[Records from a dataset]
────────────────────
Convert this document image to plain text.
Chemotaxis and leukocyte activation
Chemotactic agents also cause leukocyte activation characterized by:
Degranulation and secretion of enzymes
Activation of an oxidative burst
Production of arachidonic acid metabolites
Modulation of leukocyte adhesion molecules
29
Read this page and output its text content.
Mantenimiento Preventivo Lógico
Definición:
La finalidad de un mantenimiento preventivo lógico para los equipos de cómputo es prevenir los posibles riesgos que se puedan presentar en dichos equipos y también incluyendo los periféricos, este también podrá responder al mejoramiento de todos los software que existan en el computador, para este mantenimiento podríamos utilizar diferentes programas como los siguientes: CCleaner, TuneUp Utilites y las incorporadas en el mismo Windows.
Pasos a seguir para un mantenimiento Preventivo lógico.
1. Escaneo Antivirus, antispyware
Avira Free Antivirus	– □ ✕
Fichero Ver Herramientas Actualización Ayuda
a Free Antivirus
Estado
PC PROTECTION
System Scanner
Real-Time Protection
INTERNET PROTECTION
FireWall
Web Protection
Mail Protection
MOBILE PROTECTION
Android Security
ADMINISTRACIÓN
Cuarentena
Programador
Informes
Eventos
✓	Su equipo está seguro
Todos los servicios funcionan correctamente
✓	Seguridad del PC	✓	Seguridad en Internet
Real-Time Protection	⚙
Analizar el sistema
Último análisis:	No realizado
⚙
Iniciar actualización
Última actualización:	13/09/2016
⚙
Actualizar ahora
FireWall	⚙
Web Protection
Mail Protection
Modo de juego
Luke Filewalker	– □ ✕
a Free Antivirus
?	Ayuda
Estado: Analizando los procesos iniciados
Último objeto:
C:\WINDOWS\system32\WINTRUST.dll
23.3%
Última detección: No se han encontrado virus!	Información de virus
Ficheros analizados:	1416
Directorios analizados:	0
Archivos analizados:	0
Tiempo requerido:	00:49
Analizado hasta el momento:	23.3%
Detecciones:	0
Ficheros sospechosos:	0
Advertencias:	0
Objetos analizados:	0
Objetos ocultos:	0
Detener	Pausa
────────────────────
_WHAT THIS TASK INVOLVES_
Retype all of the data exactly, so that nothing differs from what is given.

_REPLY TO THE TASK_
Convert this document image to plain text.
Chemotaxis and leukocyte activation
Chemotactic agents also cause leukocyte activation characterized by:
Degranulation and secretion of enzymes
Activation of an oxidative burst
Production of arachidonic acid metabolites
Modulation of leukocyte adhesion molecules
29
Read this page and output its text content.
Mantenimiento Preventivo Lógico
Definición:
La finalidad de un mantenimiento preventivo lógico para los equipos de cómputo es prevenir los posibles riesgos que se puedan presentar en dichos equipos y también incluyendo los periféricos, este también podrá responder al mejoramiento de todos los software que existan en el computador, para este mantenimiento podríamos utilizar diferentes programas como los siguientes: CCleaner, TuneUp Utilites y las incorporadas en el mismo Windows.
Pasos a seguir para un mantenimiento Preventivo lógico.
1. Escaneo Antivirus, antispyware
Avira Free Antivirus	– □ ✕
Fichero Ver Herramientas Actualización Ayuda
a Free Antivirus
Estado
PC PROTECTION
System Scanner
Real-Time Protection
INTERNET PROTECTION
FireWall
Web Protection
Mail Protection
MOBILE PROTECTION
Android Security
ADMINISTRACIÓN
Cuarentena
Programador
Informes
Eventos
✓	Su equipo está seguro
Todos los servicios funcionan correctamente
✓	Seguridad del PC	✓	Seguridad en Internet
Real-Time Protection	⚙
Analizar el sistema
Último análisis:	No realizado
⚙
Iniciar actualización
Última actualización:	13/09/2016
⚙
Actualizar ahora
FireWall	⚙
Web Protection
Mail Protection
Modo de juego
Luke Filewalker	– □ ✕
a Free Antivirus
?	Ayuda
Estado: Analizando los procesos iniciados
Último objeto:
C:\WINDOWS\system32\WINTRUST.dll
23.3%
Última detección: No se han encontrado virus!	Información de virus
Ficheros analizados:	1416
Directorios analizados:	0
Archivos analizados:	0
Tiempo requerido:	00:49
Analizado hasta el momento:	23.3%
Detecciones:	0
Ficheros sospechosos:	0
Advertencias:	0
Objetos analizados:	0
Objetos ocultos:	0
Detener	Pausa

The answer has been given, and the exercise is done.